● **Task directions**: Every line of the material is to be repeated exactly as it stands.

● **Working data**:
□ □ □
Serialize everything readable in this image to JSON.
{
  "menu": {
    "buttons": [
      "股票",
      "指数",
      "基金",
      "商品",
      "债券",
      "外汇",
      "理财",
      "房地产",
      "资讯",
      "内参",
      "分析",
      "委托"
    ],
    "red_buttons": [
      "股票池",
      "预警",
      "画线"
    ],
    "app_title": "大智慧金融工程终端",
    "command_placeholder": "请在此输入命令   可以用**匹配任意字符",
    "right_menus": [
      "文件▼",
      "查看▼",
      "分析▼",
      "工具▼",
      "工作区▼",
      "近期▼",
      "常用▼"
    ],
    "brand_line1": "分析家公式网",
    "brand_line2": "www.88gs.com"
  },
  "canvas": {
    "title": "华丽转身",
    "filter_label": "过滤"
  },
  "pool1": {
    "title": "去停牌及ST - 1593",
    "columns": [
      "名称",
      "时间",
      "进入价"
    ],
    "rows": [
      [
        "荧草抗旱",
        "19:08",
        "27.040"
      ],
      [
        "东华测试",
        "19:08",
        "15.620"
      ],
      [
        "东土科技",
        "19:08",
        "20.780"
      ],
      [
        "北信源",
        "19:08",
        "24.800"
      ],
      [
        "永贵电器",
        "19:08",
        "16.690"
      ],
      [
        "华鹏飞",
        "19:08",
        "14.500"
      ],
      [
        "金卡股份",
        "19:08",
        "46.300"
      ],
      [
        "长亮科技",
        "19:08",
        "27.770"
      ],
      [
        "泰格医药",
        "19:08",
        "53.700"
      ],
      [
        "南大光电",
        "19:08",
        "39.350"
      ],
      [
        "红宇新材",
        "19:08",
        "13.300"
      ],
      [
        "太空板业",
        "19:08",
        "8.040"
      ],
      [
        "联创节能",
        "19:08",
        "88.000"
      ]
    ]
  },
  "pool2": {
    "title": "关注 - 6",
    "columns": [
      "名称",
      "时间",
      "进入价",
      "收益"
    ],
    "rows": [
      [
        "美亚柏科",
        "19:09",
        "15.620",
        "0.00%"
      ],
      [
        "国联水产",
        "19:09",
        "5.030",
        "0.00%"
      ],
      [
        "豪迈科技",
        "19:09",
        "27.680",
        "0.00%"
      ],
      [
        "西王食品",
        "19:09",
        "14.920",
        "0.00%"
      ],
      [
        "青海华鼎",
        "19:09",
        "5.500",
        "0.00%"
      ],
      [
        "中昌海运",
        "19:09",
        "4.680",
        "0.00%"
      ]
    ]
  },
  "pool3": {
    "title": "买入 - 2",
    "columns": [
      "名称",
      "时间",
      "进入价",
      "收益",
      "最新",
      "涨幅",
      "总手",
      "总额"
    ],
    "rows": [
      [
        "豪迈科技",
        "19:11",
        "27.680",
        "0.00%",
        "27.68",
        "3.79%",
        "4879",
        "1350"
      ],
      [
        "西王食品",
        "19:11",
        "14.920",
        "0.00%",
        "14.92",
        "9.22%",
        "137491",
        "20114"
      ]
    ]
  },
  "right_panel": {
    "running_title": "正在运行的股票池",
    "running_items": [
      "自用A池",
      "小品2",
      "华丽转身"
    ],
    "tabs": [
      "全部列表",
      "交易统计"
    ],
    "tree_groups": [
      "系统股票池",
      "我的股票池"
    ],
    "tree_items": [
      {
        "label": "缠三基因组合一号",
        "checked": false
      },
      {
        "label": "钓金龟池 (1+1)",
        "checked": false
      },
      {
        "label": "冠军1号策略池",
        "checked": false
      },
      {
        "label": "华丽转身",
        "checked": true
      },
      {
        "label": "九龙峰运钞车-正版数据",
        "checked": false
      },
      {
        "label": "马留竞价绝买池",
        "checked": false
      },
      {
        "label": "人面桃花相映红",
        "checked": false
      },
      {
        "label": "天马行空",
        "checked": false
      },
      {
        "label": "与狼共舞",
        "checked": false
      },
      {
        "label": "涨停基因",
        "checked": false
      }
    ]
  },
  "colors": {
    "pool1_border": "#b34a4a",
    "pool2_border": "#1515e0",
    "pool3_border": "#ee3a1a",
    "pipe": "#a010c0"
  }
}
□ □ □
● **Problem solution**:
Serialize everything readable in this image to JSON.
{
  "menu": {
    "buttons": [
      "股票",
      "指数",
      "基金",
      "商品",
      "债券",
      "外汇",
      "理财",
      "房地产",
      "资讯",
      "内参",
      "分析",
      "委托"
    ],
    "red_buttons": [
      "股票池",
      "预警",
      "画线"
    ],
    "app_title": "大智慧金融工程终端",
    "command_placeholder": "请在此输入命令   可以用**匹配任意字符",
    "right_menus": [
      "文件▼",
      "查看▼",
      "分析▼",
      "工具▼",
      "工作区▼",
      "近期▼",
      "常用▼"
    ],
    "brand_line1": "分析家公式网",
    "brand_line2": "www.88gs.com"
  },
  "canvas": {
    "title": "华丽转身",
    "filter_label": "过滤"
  },
  "pool1": {
    "title": "去停牌及ST - 1593",
    "columns": [
      "名称",
      "时间",
      "进入价"
    ],
    "rows": [
      [
        "荧草抗旱",
        "19:08",
        "27.040"
      ],
      [
        "东华测试",
        "19:08",
        "15.620"
      ],
      [
        "东土科技",
        "19:08",
        "20.780"
      ],
      [
        "北信源",
        "19:08",
        "24.800"
      ],
      [
        "永贵电器",
        "19:08",
        "16.690"
      ],
      [
        "华鹏飞",
        "19:08",
        "14.500"
      ],
      [
        "金卡股份",
        "19:08",
        "46.300"
      ],
      [
        "长亮科技",
        "19:08",
        "27.770"
      ],
      [
        "泰格医药",
        "19:08",
        "53.700"
      ],
      [
        "南大光电",
        "19:08",
        "39.350"
      ],
      [
        "红宇新材",
        "19:08",
        "13.300"
      ],
      [
        "太空板业",
        "19:08",
        "8.040"
      ],
      [
        "联创节能",
        "19:08",
        "88.000"
      ]
    ]
  },
  "pool2": {
    "title": "关注 - 6",
    "columns": [
      "名称",
      "时间",
      "进入价",
      "收益"
    ],
    "rows": [
      [
        "美亚柏科",
        "19:09",
        "15.620",
        "0.00%"
      ],
      [
        "国联水产",
        "19:09",
        "5.030",
        "0.00%"
      ],
      [
        "豪迈科技",
        "19:09",
        "27.680",
        "0.00%"
      ],
      [
        "西王食品",
        "19:09",
        "14.920",
        "0.00%"
      ],
      [
        "青海华鼎",
        "19:09",
        "5.500",
        "0.00%"
      ],
      [
        "中昌海运",
        "19:09",
        "4.680",
        "0.00%"
      ]
    ]
  },
  "pool3": {
    "title": "买入 - 2",
    "columns": [
      "名称",
      "时间",
      "进入价",
      "收益",
      "最新",
      "涨幅",
      "总手",
      "总额"
    ],
    "rows": [
      [
        "豪迈科技",
        "19:11",
        "27.680",
        "0.00%",
        "27.68",
        "3.79%",
        "4879",
        "1350"
      ],
      [
        "西王食品",
        "19:11",
        "14.920",
        "0.00%",
        "14.92",
        "9.22%",
        "137491",
        "20114"
      ]
    ]
  },
  "right_panel": {
    "running_title": "正在运行的股票池",
    "running_items": [
      "自用A池",
      "小品2",
      "华丽转身"
    ],
    "tabs": [
      "全部列表",
      "交易统计"
    ],
    "tree_groups": [
      "系统股票池",
      "我的股票池"
    ],
    "tree_items": [
      {
        "label": "缠三基因组合一号",
        "checked": false
      },
      {
        "label": "钓金龟池 (1+1)",
        "checked": false
      },
      {
        "label": "冠军1号策略池",
        "checked": false
      },
      {
        "label": "华丽转身",
        "checked": true
      },
      {
        "label": "九龙峰运钞车-正版数据",
        "checked": false
      },
      {
        "label": "马留竞价绝买池",
        "checked": false
      },
      {
        "label": "人面桃花相映红",
        "checked": false
      },
      {
        "label": "天马行空",
        "checked": false
      },
      {
        "label": "与狼共舞",
        "checked": false
      },
      {
        "label": "涨停基因",
        "checked": false
      }
    ]
  },
  "colors": {
    "pool1_border": "#b34a4a",
    "pool2_border": "#1515e0",
    "pool3_border": "#ee3a1a",
    "pipe": "#a010c0"
  }
}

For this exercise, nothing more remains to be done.